◆ **Required work**
Lines holding the string "portscan" are the ones to copy from this listing.

◆ **Data provided**
——
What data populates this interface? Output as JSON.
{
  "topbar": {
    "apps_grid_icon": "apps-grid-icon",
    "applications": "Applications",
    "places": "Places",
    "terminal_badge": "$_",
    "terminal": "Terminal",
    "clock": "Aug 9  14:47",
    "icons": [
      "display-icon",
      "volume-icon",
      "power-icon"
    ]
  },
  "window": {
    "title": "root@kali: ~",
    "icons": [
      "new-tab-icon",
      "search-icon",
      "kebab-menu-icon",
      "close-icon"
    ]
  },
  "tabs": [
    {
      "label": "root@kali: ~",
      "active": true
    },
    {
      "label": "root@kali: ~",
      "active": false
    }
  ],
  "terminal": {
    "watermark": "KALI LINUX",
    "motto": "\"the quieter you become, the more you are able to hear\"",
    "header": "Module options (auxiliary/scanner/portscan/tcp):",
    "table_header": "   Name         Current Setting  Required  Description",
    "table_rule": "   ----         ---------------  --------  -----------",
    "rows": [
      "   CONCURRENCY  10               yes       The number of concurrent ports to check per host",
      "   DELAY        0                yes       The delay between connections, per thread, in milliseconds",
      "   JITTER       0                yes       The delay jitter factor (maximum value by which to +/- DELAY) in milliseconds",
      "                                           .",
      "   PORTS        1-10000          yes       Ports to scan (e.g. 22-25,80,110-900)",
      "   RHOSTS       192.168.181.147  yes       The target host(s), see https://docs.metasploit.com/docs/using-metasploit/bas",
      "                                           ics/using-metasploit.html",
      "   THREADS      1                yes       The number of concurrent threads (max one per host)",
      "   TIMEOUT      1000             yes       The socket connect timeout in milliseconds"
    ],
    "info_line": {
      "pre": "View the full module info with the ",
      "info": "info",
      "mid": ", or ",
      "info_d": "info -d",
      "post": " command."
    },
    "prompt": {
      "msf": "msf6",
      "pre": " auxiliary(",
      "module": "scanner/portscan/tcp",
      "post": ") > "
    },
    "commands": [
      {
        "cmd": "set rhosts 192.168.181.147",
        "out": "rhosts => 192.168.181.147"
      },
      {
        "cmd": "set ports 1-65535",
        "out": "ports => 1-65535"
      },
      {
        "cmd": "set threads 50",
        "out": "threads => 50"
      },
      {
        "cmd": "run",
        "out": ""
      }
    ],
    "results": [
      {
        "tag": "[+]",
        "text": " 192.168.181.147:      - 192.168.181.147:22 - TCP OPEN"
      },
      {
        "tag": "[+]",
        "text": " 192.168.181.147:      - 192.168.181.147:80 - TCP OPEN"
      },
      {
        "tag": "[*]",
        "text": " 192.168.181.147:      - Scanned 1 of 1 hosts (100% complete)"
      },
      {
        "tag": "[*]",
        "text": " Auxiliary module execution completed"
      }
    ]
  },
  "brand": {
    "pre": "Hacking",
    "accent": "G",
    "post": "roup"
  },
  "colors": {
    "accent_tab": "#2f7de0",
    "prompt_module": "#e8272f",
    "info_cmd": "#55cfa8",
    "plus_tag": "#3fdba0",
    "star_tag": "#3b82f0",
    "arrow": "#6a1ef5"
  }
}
——
◆ **Answer for this exercise**
    "header": "Module options (auxiliary/scanner/portscan/tcp):",
      "module": "scanner/portscan/tcp",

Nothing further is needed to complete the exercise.